⟨

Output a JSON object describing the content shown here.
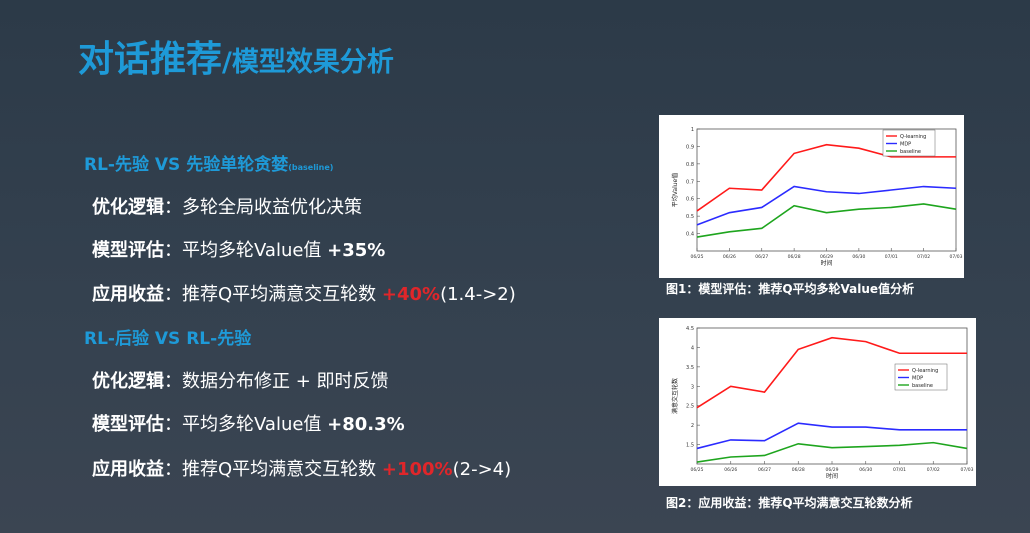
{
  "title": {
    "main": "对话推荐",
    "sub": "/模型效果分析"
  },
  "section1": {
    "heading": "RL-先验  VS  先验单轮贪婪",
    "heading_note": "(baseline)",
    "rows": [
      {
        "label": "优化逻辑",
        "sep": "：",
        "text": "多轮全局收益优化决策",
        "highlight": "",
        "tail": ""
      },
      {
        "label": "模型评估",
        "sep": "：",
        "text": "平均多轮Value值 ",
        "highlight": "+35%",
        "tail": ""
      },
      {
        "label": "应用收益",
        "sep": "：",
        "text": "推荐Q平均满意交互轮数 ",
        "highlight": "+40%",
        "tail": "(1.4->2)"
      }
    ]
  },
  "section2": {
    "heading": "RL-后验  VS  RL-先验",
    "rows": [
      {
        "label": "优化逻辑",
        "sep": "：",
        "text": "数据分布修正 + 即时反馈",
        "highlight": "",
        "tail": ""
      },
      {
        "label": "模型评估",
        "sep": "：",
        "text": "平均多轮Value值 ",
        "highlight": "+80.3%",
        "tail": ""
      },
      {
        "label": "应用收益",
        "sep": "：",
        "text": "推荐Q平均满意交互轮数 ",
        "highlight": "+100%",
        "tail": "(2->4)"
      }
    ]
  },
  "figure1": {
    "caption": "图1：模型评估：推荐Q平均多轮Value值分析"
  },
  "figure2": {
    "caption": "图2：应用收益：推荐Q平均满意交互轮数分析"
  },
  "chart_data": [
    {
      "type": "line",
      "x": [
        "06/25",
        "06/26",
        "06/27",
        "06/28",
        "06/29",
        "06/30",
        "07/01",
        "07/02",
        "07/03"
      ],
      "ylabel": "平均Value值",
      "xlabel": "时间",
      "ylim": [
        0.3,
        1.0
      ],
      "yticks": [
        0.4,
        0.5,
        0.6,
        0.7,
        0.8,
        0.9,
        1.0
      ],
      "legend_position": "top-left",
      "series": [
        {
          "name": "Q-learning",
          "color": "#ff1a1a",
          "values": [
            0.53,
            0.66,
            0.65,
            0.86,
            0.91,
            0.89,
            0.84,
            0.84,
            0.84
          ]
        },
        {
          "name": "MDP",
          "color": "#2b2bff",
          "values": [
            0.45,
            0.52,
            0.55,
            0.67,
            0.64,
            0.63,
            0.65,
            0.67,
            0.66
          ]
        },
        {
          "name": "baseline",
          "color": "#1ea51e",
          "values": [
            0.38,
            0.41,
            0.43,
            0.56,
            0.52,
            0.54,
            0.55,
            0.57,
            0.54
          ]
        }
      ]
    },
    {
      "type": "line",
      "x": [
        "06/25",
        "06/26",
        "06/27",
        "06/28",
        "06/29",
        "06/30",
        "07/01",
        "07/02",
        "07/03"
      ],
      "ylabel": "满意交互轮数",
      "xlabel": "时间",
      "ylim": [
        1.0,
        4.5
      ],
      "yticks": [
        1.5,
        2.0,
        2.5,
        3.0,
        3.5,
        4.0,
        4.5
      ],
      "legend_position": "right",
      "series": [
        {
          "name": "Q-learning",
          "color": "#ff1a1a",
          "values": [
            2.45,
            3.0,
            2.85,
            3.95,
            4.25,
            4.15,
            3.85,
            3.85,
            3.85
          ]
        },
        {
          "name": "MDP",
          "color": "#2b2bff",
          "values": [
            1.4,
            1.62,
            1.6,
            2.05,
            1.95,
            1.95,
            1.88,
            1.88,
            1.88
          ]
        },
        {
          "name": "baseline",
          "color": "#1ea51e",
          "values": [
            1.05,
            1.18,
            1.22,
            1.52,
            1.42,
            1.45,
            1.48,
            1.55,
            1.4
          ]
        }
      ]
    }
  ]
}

⟩

[STATED GOAL] Restate each entry word for word, please, but drop any images it holds.

[EXERCISE RESULT]
Output a JSON object describing the content shown here.
{
  "title": {
    "main": "对话推荐",
    "sub": "/模型效果分析"
  },
  "section1": {
    "heading": "RL-先验  VS  先验单轮贪婪",
    "heading_note": "(baseline)",
    "rows": [
      {
        "label": "优化逻辑",
        "sep": "：",
        "text": "多轮全局收益优化决策",
        "highlight": "",
        "tail": ""
      },
      {
        "label": "模型评估",
        "sep": "：",
        "text": "平均多轮Value值 ",
        "highlight": "+35%",
        "tail": ""
      },
      {
        "label": "应用收益",
        "sep": "：",
        "text": "推荐Q平均满意交互轮数 ",
        "highlight": "+40%",
        "tail": "(1.4->2)"
      }
    ]
  },
  "section2": {
    "heading": "RL-后验  VS  RL-先验",
    "rows": [
      {
        "label": "优化逻辑",
        "sep": "：",
        "text": "数据分布修正 + 即时反馈",
        "highlight": "",
        "tail": ""
      },
      {
        "label": "模型评估",
        "sep": "：",
        "text": "平均多轮Value值 ",
        "highlight": "+80.3%",
        "tail": ""
      },
      {
        "label": "应用收益",
        "sep": "：",
        "text": "推荐Q平均满意交互轮数 ",
        "highlight": "+100%",
        "tail": "(2->4)"
      }
    ]
  },
  "figure1": {
    "caption": "图1：模型评估：推荐Q平均多轮Value值分析"
  },
  "figure2": {
    "caption": "图2：应用收益：推荐Q平均满意交互轮数分析"
  },
  "chart_data": [
    {
      "type": "line",
      "x": [
        "06/25",
        "06/26",
        "06/27",
        "06/28",
        "06/29",
        "06/30",
        "07/01",
        "07/02",
        "07/03"
      ],
      "ylabel": "平均Value值",
      "xlabel": "时间",
      "ylim": [
        0.3,
        1.0
      ],
      "yticks": [
        0.4,
        0.5,
        0.6,
        0.7,
        0.8,
        0.9,
        1.0
      ],
      "legend_position": "top-left",
      "series": [
        {
          "name": "Q-learning",
          "color": "#ff1a1a",
          "values": [
            0.53,
            0.66,
            0.65,
            0.86,
            0.91,
            0.89,
            0.84,
            0.84,
            0.84
          ]
        },
        {
          "name": "MDP",
          "color": "#2b2bff",
          "values": [
            0.45,
            0.52,
            0.55,
            0.67,
            0.64,
            0.63,
            0.65,
            0.67,
            0.66
          ]
        },
        {
          "name": "baseline",
          "color": "#1ea51e",
          "values": [
            0.38,
            0.41,
            0.43,
            0.56,
            0.52,
            0.54,
            0.55,
            0.57,
            0.54
          ]
        }
      ]
    },
    {
      "type": "line",
      "x": [
        "06/25",
        "06/26",
        "06/27",
        "06/28",
        "06/29",
        "06/30",
        "07/01",
        "07/02",
        "07/03"
      ],
      "ylabel": "满意交互轮数",
      "xlabel": "时间",
      "ylim": [
        1.0,
        4.5
      ],
      "yticks": [
        1.5,
        2.0,
        2.5,
        3.0,
        3.5,
        4.0,
        4.5
      ],
      "legend_position": "right",
      "series": [
        {
          "name": "Q-learning",
          "color": "#ff1a1a",
          "values": [
            2.45,
            3.0,
            2.85,
            3.95,
            4.25,
            4.15,
            3.85,
            3.85,
            3.85
          ]
        },
        {
          "name": "MDP",
          "color": "#2b2bff",
          "values": [
            1.4,
            1.62,
            1.6,
            2.05,
            1.95,
            1.95,
            1.88,
            1.88,
            1.88
          ]
        },
        {
          "name": "baseline",
          "color": "#1ea51e",
          "values": [
            1.05,
            1.18,
            1.22,
            1.52,
            1.42,
            1.45,
            1.48,
            1.55,
            1.4
          ]
        }
      ]
    }
  ]
}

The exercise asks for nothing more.